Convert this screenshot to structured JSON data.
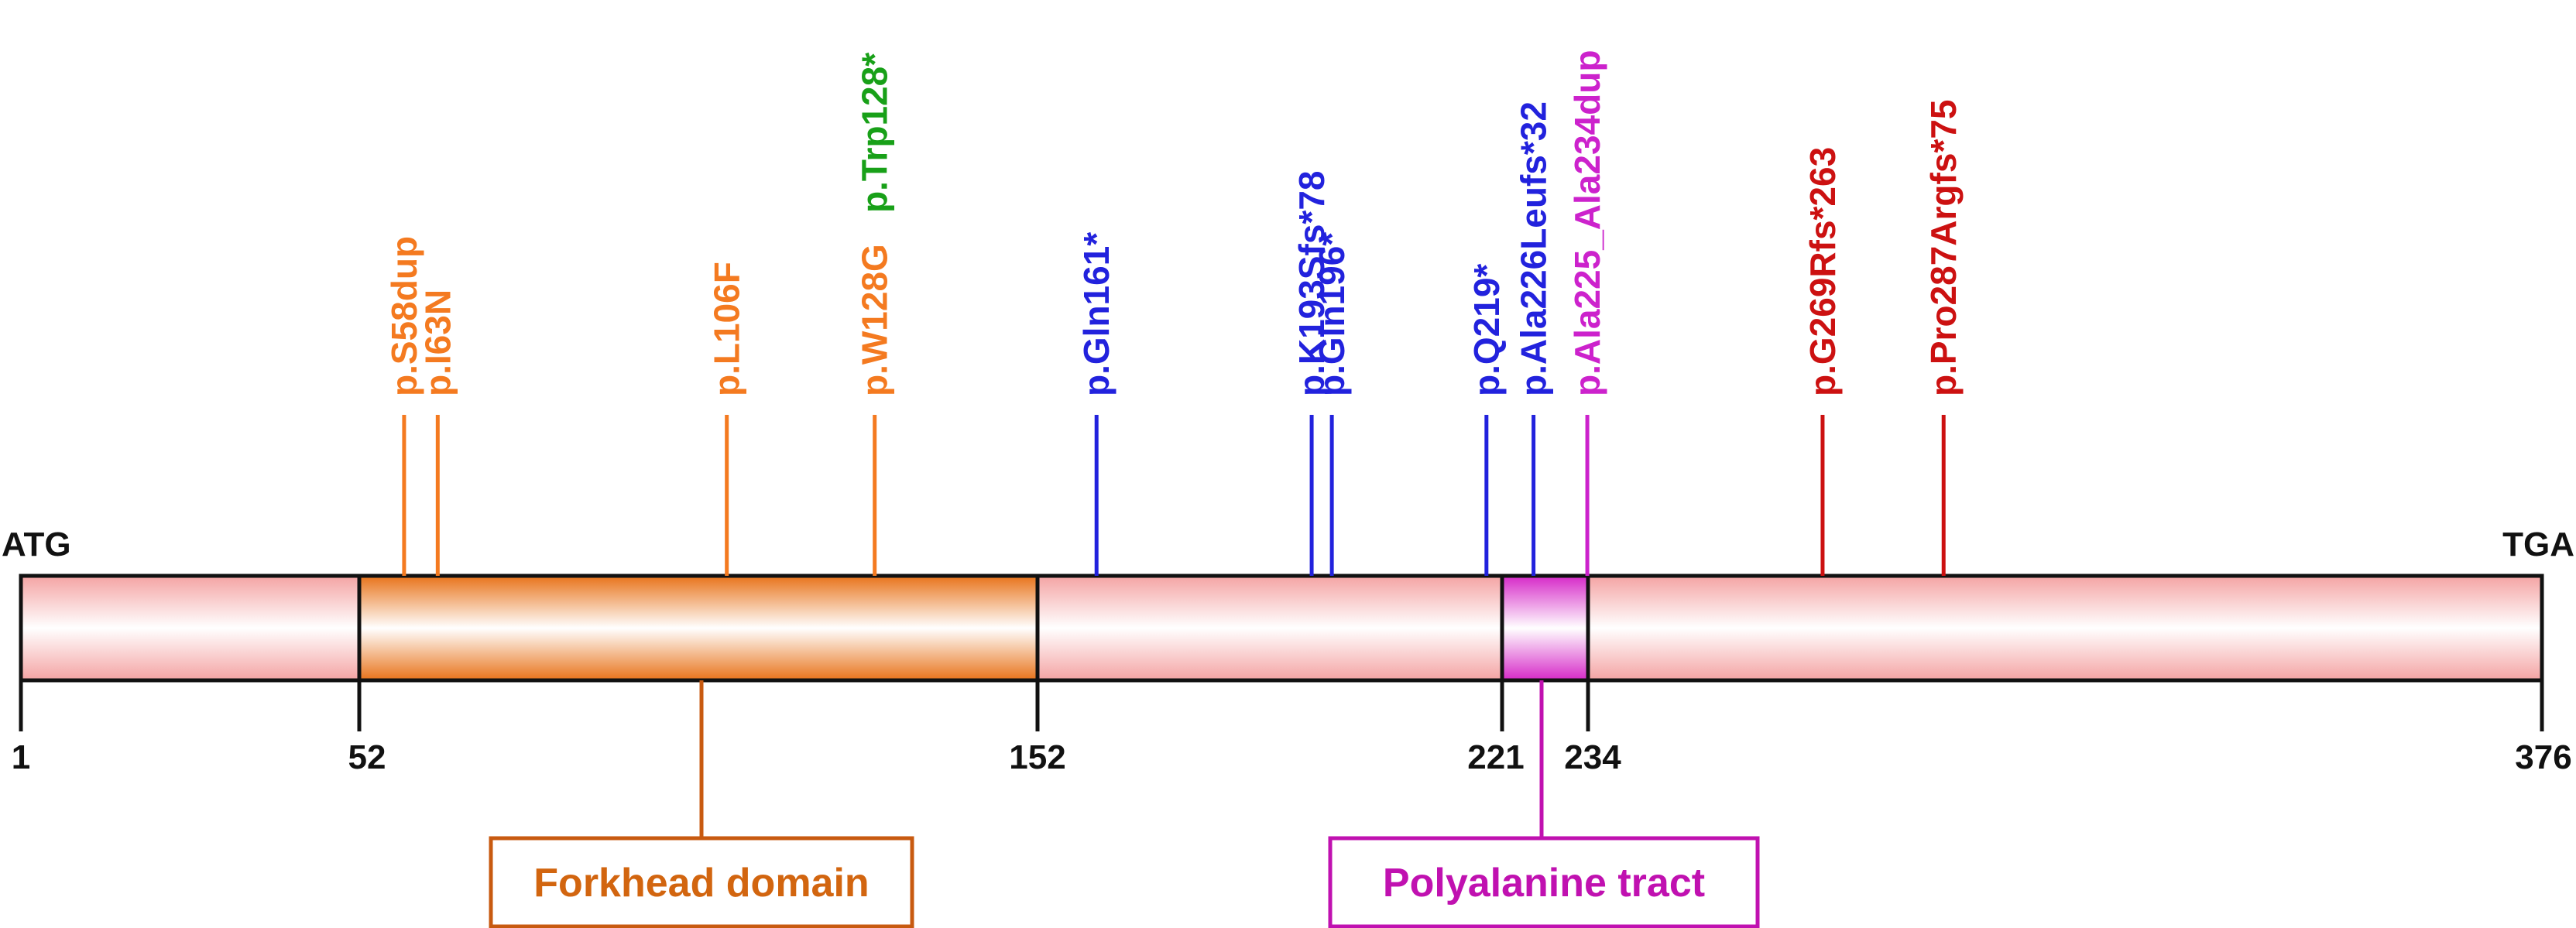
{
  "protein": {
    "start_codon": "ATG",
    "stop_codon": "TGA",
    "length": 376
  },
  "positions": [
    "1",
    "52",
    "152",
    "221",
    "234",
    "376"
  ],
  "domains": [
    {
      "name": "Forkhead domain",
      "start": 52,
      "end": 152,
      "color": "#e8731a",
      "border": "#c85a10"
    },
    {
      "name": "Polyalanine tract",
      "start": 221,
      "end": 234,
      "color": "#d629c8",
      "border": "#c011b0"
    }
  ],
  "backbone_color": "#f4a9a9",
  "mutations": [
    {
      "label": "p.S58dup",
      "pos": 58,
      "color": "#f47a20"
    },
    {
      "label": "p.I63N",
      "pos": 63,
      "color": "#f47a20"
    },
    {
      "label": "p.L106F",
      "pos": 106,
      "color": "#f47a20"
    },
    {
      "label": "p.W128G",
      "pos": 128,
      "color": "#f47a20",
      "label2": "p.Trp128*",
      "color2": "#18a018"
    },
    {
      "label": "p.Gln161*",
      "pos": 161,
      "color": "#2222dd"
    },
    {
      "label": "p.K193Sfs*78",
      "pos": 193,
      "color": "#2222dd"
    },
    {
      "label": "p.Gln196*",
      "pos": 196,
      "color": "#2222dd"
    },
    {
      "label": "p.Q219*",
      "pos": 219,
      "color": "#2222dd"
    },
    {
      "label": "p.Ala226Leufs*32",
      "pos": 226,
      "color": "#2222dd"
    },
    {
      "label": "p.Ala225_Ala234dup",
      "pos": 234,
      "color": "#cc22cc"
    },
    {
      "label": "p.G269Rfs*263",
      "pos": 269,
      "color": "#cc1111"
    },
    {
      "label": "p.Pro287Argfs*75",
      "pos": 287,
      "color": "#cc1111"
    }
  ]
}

--

Exercise — Transcribe every entry exactly. Leave out the pictures.

Solution below —
Convert this screenshot to structured JSON data.
{
  "protein": {
    "start_codon": "ATG",
    "stop_codon": "TGA",
    "length": 376
  },
  "positions": [
    "1",
    "52",
    "152",
    "221",
    "234",
    "376"
  ],
  "domains": [
    {
      "name": "Forkhead domain",
      "start": 52,
      "end": 152,
      "color": "#e8731a",
      "border": "#c85a10"
    },
    {
      "name": "Polyalanine tract",
      "start": 221,
      "end": 234,
      "color": "#d629c8",
      "border": "#c011b0"
    }
  ],
  "backbone_color": "#f4a9a9",
  "mutations": [
    {
      "label": "p.S58dup",
      "pos": 58,
      "color": "#f47a20"
    },
    {
      "label": "p.I63N",
      "pos": 63,
      "color": "#f47a20"
    },
    {
      "label": "p.L106F",
      "pos": 106,
      "color": "#f47a20"
    },
    {
      "label": "p.W128G",
      "pos": 128,
      "color": "#f47a20",
      "label2": "p.Trp128*",
      "color2": "#18a018"
    },
    {
      "label": "p.Gln161*",
      "pos": 161,
      "color": "#2222dd"
    },
    {
      "label": "p.K193Sfs*78",
      "pos": 193,
      "color": "#2222dd"
    },
    {
      "label": "p.Gln196*",
      "pos": 196,
      "color": "#2222dd"
    },
    {
      "label": "p.Q219*",
      "pos": 219,
      "color": "#2222dd"
    },
    {
      "label": "p.Ala226Leufs*32",
      "pos": 226,
      "color": "#2222dd"
    },
    {
      "label": "p.Ala225_Ala234dup",
      "pos": 234,
      "color": "#cc22cc"
    },
    {
      "label": "p.G269Rfs*263",
      "pos": 269,
      "color": "#cc1111"
    },
    {
      "label": "p.Pro287Argfs*75",
      "pos": 287,
      "color": "#cc1111"
    }
  ]
}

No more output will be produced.